■ Task to carry out
Check each line of the entries below for the string "xlabel"; copy every line where it appears.

(Excerpts from a dataset)
::::
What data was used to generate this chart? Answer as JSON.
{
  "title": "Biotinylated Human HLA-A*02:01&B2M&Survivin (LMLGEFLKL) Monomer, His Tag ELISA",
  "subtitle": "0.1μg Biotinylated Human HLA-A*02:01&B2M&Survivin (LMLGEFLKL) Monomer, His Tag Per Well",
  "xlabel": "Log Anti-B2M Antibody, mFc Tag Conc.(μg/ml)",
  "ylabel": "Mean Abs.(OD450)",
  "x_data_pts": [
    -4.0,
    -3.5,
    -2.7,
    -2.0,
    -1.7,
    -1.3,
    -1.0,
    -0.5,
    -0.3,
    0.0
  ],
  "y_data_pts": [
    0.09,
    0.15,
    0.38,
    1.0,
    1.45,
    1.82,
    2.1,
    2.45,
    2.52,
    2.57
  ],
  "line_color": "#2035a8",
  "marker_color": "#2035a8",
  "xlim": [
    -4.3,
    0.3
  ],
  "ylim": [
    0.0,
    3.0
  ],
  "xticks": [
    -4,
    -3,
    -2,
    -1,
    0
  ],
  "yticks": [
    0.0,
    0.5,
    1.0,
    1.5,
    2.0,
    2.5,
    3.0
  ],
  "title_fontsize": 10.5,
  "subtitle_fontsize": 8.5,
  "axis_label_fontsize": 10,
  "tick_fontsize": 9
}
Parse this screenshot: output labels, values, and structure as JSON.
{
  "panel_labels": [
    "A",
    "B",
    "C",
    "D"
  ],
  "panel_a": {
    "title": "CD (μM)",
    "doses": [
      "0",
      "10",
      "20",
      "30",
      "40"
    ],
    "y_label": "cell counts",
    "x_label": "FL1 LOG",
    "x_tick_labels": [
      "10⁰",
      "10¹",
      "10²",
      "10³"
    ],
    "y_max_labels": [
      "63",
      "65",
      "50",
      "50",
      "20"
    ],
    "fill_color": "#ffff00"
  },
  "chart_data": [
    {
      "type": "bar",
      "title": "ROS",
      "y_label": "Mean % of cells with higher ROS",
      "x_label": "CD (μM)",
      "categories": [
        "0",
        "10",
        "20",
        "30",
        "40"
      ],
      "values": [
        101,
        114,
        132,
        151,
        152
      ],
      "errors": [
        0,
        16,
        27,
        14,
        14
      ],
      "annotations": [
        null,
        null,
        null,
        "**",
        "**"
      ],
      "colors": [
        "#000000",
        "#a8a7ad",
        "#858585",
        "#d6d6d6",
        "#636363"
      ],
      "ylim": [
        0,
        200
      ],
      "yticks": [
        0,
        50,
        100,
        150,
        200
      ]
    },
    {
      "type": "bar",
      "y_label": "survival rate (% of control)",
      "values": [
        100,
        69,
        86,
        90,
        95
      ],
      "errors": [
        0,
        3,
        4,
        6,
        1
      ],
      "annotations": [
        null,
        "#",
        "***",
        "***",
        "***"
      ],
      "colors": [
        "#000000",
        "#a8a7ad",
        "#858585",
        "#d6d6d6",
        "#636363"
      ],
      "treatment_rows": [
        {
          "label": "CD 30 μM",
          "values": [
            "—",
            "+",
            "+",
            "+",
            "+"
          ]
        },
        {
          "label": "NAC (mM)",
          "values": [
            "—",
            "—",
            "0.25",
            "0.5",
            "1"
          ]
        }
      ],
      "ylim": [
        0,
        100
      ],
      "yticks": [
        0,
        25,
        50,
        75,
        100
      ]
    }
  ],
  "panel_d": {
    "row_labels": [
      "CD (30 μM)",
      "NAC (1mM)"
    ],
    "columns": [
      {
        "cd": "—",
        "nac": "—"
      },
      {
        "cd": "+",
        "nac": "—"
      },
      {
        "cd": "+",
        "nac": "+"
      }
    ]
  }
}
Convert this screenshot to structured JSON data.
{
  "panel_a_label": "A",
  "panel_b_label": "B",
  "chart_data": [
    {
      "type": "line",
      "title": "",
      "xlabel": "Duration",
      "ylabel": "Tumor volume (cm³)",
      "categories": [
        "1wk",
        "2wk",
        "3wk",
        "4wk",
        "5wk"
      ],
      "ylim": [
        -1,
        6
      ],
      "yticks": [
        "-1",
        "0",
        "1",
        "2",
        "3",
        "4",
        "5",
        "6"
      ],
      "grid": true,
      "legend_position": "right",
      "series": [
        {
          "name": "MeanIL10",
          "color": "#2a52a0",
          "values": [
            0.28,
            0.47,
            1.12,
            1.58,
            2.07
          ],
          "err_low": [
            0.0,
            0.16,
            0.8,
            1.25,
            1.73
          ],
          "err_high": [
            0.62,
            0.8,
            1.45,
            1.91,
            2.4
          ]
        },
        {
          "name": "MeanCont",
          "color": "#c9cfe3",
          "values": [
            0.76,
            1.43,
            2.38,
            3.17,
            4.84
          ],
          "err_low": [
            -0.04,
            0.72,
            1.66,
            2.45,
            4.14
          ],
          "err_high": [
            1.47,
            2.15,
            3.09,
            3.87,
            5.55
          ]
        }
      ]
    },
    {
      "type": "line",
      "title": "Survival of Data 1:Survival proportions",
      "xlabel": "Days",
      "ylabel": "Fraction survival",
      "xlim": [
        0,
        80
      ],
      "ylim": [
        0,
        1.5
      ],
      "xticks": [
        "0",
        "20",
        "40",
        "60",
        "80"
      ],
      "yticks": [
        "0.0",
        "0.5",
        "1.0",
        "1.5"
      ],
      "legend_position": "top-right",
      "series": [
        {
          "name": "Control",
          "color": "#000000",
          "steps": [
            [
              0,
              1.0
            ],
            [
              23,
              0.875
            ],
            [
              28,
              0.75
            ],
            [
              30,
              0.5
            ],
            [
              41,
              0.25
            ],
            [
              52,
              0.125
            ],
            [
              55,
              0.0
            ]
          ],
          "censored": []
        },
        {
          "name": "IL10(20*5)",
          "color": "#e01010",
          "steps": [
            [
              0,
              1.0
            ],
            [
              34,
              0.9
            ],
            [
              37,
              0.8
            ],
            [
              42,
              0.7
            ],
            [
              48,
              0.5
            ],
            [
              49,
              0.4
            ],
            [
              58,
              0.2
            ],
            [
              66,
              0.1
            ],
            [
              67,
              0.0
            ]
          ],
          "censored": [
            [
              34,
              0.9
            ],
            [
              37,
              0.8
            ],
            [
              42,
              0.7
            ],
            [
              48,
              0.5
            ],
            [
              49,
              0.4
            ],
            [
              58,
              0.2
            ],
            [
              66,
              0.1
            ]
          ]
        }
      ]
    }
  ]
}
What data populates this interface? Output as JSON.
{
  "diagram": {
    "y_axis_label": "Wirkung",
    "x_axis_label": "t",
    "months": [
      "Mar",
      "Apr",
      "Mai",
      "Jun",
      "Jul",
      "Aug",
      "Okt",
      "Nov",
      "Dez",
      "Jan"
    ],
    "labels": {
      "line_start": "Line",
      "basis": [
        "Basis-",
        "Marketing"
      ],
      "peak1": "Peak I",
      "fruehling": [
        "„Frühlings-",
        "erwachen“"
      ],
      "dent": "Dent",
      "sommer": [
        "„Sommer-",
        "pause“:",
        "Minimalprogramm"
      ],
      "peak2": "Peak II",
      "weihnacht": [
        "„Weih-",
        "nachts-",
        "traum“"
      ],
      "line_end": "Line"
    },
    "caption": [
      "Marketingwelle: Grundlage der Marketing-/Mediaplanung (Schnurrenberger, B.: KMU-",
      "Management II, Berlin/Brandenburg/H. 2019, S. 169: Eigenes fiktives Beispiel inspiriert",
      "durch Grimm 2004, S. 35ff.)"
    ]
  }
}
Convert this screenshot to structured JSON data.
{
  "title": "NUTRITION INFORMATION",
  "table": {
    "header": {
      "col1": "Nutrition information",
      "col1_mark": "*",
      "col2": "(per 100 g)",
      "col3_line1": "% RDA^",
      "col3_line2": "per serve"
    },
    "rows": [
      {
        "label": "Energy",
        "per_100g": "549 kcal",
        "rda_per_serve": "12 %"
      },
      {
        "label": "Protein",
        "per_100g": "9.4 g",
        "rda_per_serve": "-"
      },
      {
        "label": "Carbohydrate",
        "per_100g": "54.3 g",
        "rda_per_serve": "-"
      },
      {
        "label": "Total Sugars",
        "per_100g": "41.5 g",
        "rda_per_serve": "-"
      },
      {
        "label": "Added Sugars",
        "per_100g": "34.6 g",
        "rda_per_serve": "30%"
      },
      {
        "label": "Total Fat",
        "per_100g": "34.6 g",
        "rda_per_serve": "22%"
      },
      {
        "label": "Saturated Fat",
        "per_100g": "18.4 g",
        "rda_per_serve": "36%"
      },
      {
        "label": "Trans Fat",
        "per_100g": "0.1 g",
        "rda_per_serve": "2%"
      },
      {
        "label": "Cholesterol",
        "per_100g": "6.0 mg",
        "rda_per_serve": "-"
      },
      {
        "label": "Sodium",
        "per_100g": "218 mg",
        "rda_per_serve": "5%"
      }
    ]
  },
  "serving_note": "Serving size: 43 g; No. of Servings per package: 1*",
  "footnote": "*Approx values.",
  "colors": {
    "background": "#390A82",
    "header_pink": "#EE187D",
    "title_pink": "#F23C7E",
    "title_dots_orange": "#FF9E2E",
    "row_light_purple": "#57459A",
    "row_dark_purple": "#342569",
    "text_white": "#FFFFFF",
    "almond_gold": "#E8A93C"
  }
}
::::
■ Solution to the exercise
  "xlabel": "Log Anti-B2M Antibody, mFc Tag Conc.(μg/ml)",
      "xlabel": "Duration",
      "xlabel": "Days",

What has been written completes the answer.